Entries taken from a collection
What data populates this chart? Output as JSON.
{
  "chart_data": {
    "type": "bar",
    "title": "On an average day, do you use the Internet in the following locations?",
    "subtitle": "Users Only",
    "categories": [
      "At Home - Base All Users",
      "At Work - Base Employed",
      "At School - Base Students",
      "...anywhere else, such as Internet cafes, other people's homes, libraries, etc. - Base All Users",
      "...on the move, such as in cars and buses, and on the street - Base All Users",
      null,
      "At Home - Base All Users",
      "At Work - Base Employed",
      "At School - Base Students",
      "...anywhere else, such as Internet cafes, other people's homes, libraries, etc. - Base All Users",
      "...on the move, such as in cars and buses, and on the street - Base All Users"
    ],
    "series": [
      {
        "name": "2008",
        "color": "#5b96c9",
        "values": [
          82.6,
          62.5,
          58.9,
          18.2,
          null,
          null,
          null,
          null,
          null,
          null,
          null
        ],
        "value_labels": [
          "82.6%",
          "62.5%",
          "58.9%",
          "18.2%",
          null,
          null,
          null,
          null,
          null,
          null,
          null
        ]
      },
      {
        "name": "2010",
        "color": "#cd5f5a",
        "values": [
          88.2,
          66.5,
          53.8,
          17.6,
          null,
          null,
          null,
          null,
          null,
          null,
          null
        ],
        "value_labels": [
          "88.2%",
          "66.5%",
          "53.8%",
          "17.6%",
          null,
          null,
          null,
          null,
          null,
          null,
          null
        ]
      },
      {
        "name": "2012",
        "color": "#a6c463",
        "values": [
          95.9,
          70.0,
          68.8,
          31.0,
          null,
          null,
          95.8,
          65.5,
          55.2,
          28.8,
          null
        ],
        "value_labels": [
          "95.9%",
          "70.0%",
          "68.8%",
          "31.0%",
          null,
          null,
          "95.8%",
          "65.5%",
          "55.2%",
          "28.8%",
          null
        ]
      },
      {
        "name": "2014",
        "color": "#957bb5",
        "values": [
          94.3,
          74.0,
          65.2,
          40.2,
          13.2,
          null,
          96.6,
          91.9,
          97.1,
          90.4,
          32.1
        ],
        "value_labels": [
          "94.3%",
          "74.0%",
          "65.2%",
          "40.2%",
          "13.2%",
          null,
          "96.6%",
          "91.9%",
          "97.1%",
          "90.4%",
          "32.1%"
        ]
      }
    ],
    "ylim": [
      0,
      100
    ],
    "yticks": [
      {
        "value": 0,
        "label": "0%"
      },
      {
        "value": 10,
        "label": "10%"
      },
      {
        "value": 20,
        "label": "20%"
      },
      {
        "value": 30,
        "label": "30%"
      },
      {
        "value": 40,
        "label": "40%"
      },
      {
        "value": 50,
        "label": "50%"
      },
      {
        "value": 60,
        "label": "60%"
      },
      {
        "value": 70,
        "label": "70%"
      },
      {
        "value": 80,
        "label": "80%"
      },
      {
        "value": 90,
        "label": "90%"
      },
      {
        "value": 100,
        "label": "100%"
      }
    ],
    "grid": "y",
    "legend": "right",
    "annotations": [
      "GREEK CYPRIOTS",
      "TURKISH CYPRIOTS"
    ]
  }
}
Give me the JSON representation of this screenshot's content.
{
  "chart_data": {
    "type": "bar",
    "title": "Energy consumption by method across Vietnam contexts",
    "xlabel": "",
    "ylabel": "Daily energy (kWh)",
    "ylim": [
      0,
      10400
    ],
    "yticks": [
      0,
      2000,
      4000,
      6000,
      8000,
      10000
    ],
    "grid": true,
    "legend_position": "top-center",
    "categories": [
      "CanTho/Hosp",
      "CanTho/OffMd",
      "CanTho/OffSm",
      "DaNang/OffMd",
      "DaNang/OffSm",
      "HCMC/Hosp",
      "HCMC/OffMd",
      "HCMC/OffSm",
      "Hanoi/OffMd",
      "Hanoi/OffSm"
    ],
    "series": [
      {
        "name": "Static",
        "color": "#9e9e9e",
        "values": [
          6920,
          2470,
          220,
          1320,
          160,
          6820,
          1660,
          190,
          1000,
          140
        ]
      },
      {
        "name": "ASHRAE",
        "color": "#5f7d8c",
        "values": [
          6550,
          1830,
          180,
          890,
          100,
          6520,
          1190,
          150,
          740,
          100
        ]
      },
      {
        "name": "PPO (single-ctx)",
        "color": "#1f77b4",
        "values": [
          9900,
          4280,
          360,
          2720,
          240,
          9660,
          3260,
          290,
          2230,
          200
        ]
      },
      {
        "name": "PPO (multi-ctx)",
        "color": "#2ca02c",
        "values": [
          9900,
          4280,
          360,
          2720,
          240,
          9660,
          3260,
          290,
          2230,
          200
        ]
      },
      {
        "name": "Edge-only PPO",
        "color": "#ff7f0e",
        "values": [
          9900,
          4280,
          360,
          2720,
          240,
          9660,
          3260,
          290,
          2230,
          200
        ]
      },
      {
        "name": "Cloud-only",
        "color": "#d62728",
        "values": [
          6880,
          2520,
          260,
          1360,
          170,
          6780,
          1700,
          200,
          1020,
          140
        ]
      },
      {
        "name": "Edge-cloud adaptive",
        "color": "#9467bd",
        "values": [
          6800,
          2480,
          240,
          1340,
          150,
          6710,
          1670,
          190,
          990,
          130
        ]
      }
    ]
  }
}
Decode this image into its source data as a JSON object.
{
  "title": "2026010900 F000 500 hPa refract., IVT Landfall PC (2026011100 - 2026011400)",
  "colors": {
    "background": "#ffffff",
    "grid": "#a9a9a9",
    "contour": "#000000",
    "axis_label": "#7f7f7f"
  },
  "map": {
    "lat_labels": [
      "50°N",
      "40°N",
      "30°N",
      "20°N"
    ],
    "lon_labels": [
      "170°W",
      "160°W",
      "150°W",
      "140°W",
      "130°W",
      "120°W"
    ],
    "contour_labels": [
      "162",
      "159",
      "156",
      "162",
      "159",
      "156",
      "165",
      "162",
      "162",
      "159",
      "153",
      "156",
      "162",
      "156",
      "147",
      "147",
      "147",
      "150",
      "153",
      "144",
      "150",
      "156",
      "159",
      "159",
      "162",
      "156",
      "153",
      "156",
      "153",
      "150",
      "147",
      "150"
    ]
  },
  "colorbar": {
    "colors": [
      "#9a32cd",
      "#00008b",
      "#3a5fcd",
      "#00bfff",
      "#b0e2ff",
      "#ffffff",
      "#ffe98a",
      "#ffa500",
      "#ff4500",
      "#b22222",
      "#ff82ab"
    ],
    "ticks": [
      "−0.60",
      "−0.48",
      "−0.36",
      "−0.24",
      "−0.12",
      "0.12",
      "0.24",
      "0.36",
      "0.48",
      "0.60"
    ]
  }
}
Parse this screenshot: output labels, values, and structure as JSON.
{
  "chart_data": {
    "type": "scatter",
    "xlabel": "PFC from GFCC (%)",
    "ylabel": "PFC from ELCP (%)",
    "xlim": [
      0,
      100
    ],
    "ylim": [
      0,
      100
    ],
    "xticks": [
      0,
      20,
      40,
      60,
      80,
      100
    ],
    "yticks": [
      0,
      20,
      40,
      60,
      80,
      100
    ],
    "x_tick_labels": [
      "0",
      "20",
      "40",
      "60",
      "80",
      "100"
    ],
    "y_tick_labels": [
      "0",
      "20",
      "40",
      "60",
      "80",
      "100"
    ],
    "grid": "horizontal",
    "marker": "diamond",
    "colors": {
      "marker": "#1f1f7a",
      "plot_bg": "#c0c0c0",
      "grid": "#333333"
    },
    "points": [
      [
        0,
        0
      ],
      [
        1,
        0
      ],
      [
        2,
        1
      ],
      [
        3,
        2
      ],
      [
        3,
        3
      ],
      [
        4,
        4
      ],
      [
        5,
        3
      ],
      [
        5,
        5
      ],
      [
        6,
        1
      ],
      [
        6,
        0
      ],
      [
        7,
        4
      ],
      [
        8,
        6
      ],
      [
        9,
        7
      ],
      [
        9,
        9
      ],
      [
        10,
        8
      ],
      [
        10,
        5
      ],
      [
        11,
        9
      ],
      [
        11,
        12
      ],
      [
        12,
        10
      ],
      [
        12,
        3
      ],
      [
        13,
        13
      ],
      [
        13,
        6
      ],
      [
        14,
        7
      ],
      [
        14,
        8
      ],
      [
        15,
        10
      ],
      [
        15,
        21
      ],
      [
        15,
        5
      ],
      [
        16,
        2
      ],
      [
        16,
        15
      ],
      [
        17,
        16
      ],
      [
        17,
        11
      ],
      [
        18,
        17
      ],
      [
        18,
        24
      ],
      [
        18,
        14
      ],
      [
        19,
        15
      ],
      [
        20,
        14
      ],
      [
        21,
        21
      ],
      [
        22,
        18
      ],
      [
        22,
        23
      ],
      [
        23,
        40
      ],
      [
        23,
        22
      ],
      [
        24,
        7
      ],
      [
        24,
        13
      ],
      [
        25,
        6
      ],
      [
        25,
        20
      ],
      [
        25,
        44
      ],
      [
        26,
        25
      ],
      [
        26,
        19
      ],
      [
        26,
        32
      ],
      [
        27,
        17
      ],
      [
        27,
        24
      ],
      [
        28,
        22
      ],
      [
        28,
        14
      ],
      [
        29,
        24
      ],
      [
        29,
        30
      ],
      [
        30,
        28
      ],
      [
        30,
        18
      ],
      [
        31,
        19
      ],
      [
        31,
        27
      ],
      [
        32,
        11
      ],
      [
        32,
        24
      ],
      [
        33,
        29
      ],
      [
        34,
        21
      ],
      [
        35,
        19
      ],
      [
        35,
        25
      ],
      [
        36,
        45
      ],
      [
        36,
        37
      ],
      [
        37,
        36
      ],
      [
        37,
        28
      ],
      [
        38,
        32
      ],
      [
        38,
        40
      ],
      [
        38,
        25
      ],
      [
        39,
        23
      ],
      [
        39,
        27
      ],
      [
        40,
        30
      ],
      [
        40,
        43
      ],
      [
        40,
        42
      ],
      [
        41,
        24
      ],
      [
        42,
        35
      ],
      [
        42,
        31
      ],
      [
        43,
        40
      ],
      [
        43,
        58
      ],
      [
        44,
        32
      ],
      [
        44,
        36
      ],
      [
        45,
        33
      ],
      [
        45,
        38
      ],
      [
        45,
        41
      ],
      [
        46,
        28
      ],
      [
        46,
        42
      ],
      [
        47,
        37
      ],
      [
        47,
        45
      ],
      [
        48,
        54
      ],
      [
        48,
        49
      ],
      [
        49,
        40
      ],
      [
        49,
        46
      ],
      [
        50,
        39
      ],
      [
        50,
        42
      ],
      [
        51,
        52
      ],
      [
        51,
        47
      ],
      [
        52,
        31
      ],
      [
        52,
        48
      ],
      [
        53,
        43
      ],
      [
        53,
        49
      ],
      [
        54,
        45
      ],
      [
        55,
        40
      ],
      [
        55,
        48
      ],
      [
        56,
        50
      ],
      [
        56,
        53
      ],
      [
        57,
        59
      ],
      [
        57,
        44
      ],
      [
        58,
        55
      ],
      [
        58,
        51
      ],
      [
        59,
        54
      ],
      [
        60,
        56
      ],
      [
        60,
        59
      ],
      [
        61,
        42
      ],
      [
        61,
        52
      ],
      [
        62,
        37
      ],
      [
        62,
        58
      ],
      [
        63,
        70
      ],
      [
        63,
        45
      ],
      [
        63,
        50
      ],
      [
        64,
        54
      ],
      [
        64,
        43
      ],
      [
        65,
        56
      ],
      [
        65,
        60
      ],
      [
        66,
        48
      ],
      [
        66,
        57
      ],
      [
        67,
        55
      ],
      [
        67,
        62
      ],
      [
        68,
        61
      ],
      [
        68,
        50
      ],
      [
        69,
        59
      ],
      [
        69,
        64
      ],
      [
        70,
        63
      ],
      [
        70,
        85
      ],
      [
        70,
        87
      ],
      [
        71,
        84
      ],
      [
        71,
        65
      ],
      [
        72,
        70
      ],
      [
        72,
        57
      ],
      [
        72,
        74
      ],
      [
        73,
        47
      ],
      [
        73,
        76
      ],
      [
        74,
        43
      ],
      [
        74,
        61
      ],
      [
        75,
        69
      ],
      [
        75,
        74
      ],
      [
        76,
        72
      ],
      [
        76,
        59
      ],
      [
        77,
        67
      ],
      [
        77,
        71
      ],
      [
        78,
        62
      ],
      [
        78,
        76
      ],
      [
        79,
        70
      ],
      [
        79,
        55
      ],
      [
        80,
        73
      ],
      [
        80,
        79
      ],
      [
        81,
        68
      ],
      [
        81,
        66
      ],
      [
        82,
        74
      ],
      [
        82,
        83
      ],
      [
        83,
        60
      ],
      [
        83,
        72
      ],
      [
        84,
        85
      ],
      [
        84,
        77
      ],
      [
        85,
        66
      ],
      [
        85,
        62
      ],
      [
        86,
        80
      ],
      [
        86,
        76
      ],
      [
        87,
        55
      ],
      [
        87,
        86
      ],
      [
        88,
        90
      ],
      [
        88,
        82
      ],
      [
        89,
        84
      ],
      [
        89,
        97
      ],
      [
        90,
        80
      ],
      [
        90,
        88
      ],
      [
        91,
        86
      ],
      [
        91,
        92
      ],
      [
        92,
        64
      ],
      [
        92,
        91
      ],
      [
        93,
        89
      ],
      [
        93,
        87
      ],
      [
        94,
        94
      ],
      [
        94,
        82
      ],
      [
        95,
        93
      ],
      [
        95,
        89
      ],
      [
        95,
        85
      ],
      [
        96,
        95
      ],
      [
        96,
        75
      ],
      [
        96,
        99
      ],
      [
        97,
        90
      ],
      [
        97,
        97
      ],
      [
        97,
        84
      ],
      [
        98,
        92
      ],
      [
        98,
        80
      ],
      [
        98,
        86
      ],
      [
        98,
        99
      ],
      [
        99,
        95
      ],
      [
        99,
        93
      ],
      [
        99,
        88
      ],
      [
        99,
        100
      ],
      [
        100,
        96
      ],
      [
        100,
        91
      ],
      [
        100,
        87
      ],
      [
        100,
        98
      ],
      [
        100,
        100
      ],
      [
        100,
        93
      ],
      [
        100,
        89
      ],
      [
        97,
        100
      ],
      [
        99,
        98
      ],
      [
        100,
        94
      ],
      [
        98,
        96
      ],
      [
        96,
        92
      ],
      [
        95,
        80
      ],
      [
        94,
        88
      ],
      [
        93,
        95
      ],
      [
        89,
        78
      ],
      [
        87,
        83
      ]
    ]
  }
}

- EXERCISE REQUIREMENTS -
State the number of lines in the records that include "OffMd", and write nothing else.

- SOLVED EXERCISE -
4